- **EXERCISE DIRECTIONS**:
Copy all lines holding the word "kind" from the entries.
--- Start of RECORDS PROVIDED ---
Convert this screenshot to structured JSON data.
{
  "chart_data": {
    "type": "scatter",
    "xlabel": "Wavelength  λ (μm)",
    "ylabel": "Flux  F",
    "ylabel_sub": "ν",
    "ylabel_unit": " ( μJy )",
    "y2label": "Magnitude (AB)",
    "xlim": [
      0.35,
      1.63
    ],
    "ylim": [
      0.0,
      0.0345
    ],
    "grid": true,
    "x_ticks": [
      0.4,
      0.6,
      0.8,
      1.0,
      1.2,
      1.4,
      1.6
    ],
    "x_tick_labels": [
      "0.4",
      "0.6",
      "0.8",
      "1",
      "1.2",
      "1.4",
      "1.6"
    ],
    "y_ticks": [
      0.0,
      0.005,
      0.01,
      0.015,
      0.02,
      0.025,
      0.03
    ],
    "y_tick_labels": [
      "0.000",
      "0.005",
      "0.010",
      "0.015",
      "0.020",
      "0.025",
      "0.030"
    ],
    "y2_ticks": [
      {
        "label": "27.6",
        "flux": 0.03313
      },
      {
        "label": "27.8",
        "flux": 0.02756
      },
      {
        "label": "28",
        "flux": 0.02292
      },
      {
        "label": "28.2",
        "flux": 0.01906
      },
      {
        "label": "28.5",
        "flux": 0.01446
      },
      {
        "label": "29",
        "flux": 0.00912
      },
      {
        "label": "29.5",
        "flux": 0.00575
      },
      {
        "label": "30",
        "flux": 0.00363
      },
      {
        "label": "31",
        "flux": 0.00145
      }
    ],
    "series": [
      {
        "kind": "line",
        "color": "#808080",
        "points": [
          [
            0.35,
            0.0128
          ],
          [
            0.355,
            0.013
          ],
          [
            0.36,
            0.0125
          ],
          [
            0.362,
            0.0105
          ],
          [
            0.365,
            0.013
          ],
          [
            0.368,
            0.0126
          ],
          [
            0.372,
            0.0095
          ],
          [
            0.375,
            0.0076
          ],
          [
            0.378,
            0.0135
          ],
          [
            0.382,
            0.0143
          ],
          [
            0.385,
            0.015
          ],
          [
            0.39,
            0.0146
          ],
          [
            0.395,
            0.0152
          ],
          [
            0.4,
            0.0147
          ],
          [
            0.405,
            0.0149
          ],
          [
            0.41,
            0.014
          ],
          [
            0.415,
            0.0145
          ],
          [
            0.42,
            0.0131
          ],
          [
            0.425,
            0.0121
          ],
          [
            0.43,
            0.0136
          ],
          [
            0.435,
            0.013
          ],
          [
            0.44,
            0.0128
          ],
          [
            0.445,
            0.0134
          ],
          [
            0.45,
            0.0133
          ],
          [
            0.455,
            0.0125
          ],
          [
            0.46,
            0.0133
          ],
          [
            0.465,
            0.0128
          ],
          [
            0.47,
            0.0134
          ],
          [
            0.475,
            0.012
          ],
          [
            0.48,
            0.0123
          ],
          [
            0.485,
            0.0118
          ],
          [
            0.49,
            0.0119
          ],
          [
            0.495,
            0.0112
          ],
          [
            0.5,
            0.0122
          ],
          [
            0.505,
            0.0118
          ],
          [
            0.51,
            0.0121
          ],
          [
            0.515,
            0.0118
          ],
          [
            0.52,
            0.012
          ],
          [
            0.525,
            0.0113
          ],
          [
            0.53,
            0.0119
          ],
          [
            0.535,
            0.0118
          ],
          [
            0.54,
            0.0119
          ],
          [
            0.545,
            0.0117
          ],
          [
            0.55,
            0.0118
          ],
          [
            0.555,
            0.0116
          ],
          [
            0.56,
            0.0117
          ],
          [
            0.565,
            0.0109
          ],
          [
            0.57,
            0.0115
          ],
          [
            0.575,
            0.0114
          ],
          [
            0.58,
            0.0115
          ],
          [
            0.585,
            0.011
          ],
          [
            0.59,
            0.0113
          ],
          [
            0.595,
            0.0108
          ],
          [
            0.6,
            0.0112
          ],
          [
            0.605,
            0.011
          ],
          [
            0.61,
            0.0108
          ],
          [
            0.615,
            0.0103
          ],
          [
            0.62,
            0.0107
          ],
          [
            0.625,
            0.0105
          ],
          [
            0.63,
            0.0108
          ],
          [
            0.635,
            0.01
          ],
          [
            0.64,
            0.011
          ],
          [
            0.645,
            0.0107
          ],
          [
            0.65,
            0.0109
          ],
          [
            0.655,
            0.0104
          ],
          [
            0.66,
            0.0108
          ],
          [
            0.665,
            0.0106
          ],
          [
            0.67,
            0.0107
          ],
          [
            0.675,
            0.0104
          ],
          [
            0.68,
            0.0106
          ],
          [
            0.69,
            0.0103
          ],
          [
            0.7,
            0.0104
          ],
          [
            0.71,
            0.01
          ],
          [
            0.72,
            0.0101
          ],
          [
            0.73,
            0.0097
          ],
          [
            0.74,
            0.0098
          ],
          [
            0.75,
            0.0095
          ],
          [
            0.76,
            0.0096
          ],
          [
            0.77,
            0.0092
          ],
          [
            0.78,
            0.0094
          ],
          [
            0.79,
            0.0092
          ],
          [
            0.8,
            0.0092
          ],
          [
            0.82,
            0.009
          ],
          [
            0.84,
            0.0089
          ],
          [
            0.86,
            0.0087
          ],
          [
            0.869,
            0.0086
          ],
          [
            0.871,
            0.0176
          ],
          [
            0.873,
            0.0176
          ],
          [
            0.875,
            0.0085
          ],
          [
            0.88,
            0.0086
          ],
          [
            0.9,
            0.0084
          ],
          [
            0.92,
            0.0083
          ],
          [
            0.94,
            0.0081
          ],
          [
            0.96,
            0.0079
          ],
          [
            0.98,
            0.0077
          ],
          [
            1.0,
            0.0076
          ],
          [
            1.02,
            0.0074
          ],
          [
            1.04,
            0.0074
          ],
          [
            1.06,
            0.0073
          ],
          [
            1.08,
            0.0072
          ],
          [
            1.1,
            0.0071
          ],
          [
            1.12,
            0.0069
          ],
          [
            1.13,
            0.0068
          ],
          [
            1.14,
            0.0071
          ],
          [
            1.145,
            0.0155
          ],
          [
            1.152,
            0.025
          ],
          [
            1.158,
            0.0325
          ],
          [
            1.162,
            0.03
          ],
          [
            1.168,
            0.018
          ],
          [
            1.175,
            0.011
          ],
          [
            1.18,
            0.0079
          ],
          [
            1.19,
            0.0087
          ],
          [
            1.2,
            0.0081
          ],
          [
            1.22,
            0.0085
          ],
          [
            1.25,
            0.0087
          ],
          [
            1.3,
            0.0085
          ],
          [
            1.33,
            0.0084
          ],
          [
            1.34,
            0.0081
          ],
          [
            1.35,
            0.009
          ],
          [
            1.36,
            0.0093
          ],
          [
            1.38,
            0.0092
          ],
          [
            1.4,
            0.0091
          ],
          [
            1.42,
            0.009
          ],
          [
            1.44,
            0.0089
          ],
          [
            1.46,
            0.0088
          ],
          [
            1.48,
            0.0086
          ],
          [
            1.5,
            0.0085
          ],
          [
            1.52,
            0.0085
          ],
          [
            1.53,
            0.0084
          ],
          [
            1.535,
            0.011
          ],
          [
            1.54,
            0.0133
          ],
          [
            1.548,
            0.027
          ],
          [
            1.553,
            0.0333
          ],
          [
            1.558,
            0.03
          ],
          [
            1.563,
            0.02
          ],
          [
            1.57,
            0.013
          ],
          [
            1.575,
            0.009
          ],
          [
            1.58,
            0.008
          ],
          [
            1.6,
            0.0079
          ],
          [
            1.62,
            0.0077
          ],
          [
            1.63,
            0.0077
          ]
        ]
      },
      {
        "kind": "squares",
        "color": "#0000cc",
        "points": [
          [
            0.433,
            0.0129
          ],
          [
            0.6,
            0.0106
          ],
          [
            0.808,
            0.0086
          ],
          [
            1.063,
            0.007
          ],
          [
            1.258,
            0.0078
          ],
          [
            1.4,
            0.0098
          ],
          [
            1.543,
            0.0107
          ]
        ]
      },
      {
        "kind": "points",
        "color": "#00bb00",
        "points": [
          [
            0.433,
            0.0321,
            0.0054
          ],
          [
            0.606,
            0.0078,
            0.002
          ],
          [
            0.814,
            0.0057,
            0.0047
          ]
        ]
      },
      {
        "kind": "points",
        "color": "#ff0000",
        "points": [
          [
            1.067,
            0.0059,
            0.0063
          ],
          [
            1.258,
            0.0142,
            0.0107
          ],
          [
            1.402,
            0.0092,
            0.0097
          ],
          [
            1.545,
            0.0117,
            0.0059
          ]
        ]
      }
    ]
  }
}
--- End of RECORDS PROVIDED ---
--- Start of RECORDS PROVIDED ---
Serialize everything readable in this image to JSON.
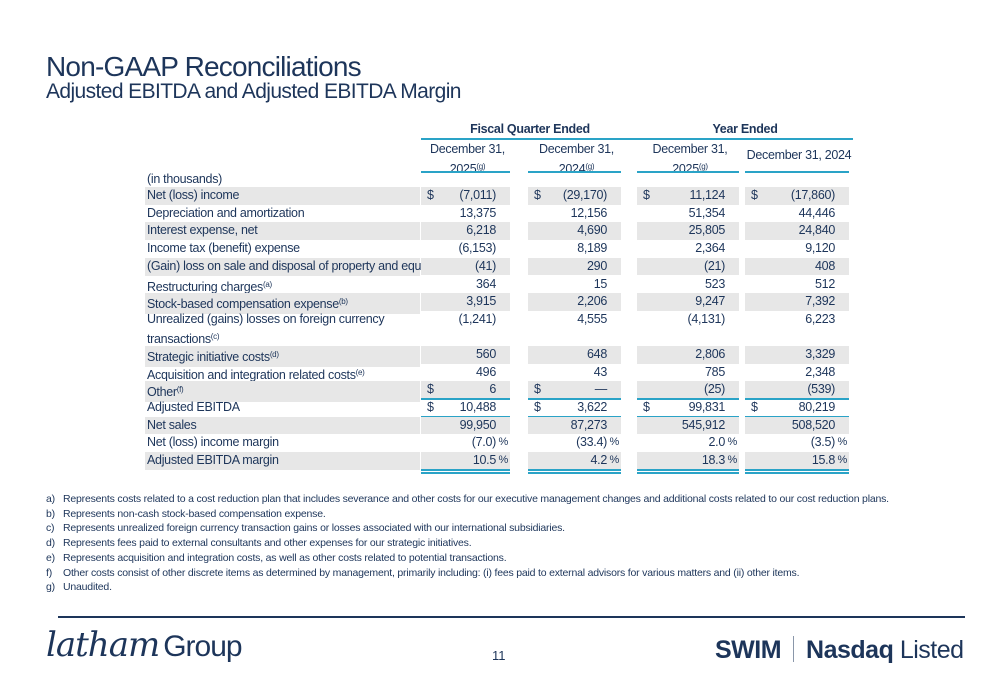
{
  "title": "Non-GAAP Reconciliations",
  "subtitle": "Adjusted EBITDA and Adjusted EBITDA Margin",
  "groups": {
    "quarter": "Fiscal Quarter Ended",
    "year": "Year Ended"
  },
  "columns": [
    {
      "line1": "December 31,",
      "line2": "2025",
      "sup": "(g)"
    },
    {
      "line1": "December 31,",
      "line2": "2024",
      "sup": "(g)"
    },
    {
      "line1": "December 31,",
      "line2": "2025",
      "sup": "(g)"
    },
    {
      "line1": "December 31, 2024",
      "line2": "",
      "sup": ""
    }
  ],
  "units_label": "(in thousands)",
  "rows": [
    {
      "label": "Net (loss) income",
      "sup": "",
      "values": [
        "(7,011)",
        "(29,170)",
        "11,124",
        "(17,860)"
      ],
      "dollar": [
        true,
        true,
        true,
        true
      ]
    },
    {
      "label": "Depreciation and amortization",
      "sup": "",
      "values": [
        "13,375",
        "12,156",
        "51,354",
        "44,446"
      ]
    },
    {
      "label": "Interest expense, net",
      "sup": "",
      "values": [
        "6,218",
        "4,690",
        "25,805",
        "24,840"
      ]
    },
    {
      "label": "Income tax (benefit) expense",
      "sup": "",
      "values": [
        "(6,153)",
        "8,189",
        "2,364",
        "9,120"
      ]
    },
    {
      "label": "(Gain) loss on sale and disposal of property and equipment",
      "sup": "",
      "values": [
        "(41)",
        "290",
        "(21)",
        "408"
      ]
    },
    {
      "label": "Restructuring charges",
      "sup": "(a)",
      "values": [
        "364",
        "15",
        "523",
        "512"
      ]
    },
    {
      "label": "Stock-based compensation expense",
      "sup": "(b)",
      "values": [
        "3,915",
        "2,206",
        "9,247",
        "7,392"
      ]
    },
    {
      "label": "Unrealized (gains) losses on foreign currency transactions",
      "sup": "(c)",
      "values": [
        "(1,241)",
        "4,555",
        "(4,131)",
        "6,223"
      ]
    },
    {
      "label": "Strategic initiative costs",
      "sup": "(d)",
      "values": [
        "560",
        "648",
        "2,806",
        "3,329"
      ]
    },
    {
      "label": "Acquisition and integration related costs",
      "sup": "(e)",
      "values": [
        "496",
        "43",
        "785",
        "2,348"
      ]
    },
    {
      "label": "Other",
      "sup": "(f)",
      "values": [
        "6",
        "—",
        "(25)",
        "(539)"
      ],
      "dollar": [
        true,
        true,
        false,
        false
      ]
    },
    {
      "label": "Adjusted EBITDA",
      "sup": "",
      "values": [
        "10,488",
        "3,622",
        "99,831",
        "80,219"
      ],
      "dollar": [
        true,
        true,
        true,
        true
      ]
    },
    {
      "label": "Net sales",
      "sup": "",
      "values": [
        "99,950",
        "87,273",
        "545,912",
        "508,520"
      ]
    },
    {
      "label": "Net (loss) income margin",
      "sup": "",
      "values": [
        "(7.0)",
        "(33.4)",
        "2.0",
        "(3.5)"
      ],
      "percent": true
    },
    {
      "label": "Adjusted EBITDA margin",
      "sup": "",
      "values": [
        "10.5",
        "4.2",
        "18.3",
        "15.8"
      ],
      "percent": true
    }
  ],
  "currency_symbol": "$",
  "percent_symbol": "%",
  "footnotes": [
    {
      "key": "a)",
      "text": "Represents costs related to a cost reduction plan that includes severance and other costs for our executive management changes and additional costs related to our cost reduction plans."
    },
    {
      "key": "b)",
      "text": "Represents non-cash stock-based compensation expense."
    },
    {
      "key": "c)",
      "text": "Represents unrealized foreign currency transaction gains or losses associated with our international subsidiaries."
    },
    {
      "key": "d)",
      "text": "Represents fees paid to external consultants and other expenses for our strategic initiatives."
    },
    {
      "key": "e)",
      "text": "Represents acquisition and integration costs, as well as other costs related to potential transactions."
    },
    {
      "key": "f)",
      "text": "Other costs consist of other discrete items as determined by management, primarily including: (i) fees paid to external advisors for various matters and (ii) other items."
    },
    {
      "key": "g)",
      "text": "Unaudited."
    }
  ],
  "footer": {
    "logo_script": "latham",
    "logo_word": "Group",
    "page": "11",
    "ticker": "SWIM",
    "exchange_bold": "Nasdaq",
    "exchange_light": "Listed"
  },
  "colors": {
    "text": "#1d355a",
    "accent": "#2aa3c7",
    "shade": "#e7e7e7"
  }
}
--- End of RECORDS PROVIDED ---
--- Start of RECORDS PROVIDED ---
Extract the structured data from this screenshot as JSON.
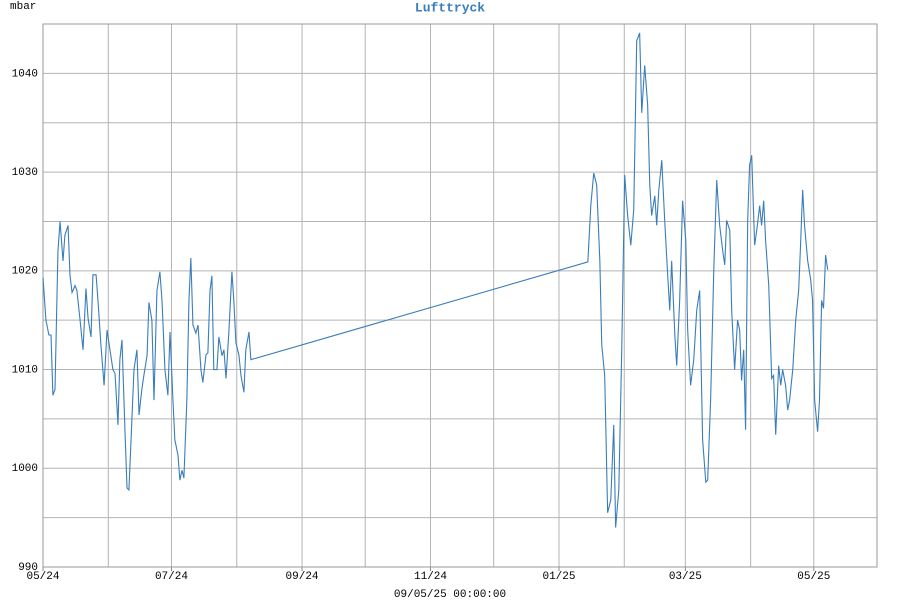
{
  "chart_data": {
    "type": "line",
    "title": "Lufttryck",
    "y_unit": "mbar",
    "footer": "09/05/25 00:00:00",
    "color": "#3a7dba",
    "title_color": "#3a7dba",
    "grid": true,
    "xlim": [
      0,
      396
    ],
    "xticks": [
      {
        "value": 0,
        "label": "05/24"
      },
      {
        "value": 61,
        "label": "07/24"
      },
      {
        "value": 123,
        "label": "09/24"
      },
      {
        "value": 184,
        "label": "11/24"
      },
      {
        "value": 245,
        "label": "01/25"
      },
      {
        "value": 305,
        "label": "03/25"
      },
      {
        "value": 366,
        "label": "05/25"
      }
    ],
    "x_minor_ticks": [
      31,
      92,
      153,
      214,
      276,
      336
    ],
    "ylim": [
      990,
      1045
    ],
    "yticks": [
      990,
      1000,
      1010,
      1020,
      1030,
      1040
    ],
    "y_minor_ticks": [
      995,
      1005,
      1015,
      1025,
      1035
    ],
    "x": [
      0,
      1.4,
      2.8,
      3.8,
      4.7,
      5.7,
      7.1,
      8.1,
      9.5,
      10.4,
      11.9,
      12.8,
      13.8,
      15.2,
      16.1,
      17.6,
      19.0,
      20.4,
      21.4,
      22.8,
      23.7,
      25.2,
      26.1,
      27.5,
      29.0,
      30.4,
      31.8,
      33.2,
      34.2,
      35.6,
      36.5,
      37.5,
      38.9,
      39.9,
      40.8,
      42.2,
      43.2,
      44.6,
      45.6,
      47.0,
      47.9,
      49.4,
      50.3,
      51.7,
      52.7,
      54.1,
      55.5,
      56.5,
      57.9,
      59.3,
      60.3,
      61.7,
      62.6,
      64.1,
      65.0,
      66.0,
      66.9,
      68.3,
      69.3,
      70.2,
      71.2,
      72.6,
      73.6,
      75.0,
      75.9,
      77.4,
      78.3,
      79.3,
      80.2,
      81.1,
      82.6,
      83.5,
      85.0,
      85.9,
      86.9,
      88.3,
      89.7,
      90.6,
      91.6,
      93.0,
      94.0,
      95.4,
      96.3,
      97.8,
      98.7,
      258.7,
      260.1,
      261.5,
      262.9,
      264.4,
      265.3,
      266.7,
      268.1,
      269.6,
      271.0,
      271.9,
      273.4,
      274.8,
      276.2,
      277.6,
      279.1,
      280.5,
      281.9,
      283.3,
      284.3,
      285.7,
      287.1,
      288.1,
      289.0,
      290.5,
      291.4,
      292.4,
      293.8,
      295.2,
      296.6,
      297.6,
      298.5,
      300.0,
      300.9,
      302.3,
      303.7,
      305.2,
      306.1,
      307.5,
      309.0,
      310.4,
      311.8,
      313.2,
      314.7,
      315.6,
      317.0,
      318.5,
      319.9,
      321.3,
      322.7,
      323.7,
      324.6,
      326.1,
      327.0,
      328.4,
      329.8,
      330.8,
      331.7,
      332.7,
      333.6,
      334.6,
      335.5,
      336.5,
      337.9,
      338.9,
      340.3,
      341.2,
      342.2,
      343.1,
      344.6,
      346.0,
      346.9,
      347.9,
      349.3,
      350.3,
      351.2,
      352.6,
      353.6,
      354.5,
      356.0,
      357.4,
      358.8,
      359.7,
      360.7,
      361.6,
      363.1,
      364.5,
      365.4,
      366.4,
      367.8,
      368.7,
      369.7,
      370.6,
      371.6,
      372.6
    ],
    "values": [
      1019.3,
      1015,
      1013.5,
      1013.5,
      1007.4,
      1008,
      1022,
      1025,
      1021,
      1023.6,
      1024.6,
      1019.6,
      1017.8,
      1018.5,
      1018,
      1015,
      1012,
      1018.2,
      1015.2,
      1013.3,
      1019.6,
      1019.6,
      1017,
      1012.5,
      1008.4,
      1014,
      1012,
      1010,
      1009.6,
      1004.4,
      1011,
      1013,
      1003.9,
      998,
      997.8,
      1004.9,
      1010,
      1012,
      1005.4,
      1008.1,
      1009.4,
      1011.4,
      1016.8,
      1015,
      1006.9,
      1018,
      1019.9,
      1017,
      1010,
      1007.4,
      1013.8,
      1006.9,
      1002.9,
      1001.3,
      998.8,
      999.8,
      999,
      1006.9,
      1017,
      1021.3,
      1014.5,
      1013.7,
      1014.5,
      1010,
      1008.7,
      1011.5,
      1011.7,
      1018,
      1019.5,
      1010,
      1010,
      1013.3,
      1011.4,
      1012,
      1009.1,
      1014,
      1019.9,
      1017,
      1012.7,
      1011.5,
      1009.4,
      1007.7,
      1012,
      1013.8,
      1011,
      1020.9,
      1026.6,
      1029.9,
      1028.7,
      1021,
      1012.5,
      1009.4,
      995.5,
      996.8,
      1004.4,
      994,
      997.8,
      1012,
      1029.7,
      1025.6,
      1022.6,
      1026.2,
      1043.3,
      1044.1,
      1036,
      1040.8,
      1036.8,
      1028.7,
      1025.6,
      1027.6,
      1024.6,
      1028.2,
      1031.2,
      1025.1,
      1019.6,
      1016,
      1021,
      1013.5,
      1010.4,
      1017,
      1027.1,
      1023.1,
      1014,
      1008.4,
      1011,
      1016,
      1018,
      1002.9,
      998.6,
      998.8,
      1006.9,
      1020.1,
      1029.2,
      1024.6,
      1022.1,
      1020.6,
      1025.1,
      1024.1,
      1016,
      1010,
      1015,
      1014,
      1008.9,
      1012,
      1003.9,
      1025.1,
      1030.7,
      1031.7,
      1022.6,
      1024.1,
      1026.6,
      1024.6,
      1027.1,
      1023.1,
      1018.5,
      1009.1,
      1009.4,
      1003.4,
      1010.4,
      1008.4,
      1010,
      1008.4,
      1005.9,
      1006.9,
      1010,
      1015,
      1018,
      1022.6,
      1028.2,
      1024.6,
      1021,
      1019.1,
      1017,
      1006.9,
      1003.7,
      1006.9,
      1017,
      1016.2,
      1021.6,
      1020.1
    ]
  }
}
--- End of RECORDS PROVIDED ---
- **REPLY**:
        "kind": "line",
        "kind": "squares",
        "kind": "points",
        "kind": "points",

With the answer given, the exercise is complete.